6.2 Testing of developed spoken query system from farmers in the field

The spoken dialogue system is again developed for new ASR models. To check the on line speech recognition accuracy of newly developed spoken dialogue system, the 300 farmers are asked to test the system under uncontrolled environment. The Table 20 shows the performance evaluation of newly developed spoken query system by the farmers. It was observed in the table that, there is a much improvement in on line speech recognition accuracy with less failure of recognizing the speech utterances compared to the earlier spoken query system. Therefore, it can be inferred that the on line and off line (WERs of models) recognition rates are almost same as shown in Tables 19 and 20.
◆ ◆ ◆ ◆ ◆ ◆ ◆
**Task 1**
Rewrite the stretch of the records from their start through the line containing "The backlight module 200a is at (203, 154)." as a numbered list, leaving out blank lines and pictures.

Dataset records:
◆ ◆ ◆ ◆ ◆ ◆ ◆
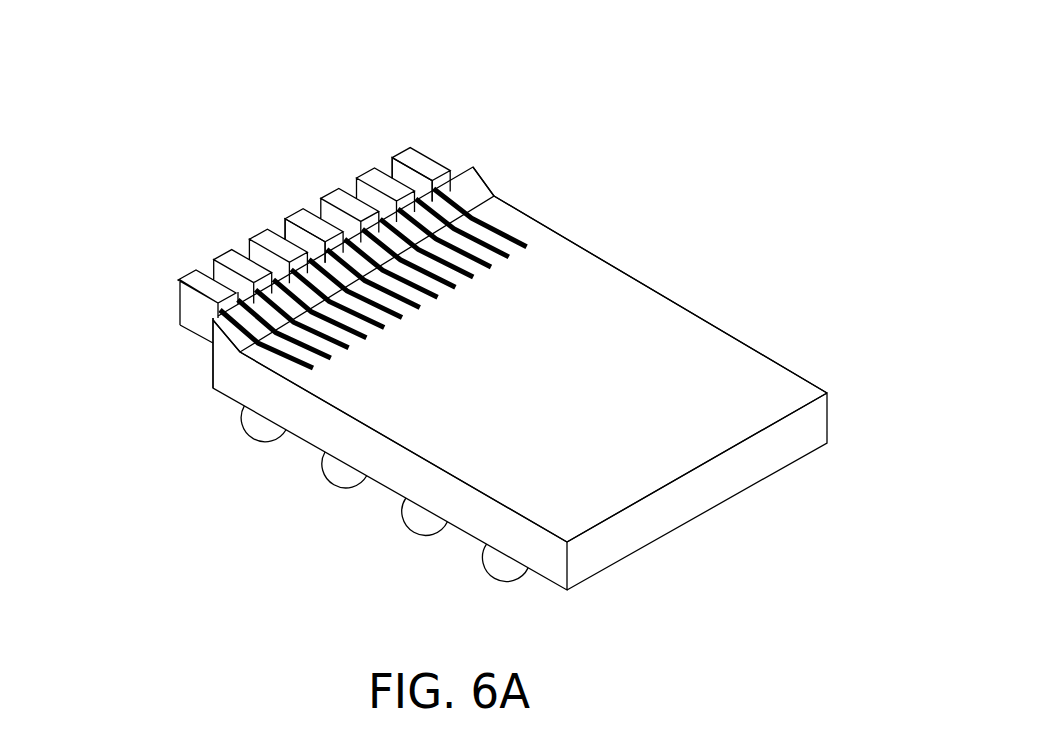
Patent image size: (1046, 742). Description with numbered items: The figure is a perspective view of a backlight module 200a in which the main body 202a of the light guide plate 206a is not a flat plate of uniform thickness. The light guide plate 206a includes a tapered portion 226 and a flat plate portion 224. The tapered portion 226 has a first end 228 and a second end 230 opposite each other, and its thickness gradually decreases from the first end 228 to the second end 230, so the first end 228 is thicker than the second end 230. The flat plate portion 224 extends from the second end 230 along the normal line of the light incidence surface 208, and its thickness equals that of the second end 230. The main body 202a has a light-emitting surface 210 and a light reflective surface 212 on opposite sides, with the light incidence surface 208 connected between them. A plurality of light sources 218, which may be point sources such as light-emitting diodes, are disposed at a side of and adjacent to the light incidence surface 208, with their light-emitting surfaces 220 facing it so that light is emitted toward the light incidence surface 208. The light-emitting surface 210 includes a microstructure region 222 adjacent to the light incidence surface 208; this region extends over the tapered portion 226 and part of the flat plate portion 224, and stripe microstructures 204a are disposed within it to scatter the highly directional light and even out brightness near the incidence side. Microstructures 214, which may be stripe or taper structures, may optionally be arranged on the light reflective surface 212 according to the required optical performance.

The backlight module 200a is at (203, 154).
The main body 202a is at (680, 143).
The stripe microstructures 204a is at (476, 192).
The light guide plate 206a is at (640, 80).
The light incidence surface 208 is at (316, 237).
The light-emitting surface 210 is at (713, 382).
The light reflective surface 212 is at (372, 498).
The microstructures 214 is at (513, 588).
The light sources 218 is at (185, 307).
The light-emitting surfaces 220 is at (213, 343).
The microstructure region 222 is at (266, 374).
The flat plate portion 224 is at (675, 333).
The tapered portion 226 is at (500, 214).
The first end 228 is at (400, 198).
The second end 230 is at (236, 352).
◆ ◆ ◆ ◆ ◆ ◆ ◆
**Task 2**
Extend the passage on farmers testing the spoken query system, picking up after its final sentence.

**Exercise result 1**
1. Patent image size: (1046, 742). Description with numbered items: The figure is a perspective view of a backlight module 200a in which the main body 202a of the light guide plate 206a is not a flat plate of uniform thickness. The light guide plate 206a includes a tapered portion 226 and a flat plate portion 224. The tapered portion 226 has a first end 228 and a second end 230 opposite each other, and its thickness gradually decreases from the first end 228 to the second end 230, so the first end 228 is thicker than the second end 230. The flat plate portion 224 extends from the second end 230 along the normal line of the light incidence surface 208, and its thickness equals that of the second end 230. The main body 202a has a light-emitting surface 210 and a light reflective surface 212 on opposite sides, with the light incidence surface 208 connected between them. A plurality of light sources 218, which may be point sources such as light-emitting diodes, are disposed at a side of and adjacent to the light incidence surface 208, with their light-emitting surfaces 220 facing it so that light is emitted toward the light incidence surface 208. The light-emitting surface 210 includes a microstructure region 222 adjacent to the light incidence surface 208; this region extends over the tapered portion 226 and part of the flat plate portion 224, and stripe microstructures 204a are disposed within it to scatter the highly directional light and even out brightness near the incidence side. Microstructures 214, which may be stripe or taper structures, may optionally be arranged on the light reflective surface 212 according to the required optical performance.
2. The backlight module 200a is at (203, 154).

**Exercise result 2**
Table 20 Performance evaluation of online speech recognition accuracy testing by farmers in field conditions

7 Conclusions

The improvements in recently developed Kannada ASR system is demonstrated in this work. A robust noise elimination technique is proposed for canceling the different types of noises in collected task specific speech data. The proposed method has given a better performance for Kannada and TIMIT speech databases compared to the individual methods for the same databases. An alternative ASR models (SGMM and DNN modeling techniques) were developed by using Kaldi toolkit. The SGMM-DNN ASR models are found to be outperformed compared to the conventional GMM-HMM based acoustic models. There is a better improvement in speech recognition accuracy of 7.68% in DNN-SGMM based acoustic models compared to earlier GMM-HMM based models. The achieved WERs are 12.78% and 10.80% for noisy speech data using SGMM and hybrid DNN based modeling techniques. The WERs of 11.77% and 9.60% are achieved for enhanced speech data using the same modeling techniques. Therefore, it can be inferred that there is a better improvement in accuracy of 1.2% for enhanced speech data compared to noisy speech data. The least WER models (SGMM and DNN based models) could be used in newly designed spoken query system. The earlier two spoken query systems are integrated together to form a single spoken query system. Therefore, the user/farmer can access the agricultural commodity prices/weather information in a single call flow. The Kannada ASR system is tested from the real farmers of Karnataka state under real time environment is also presented in this work.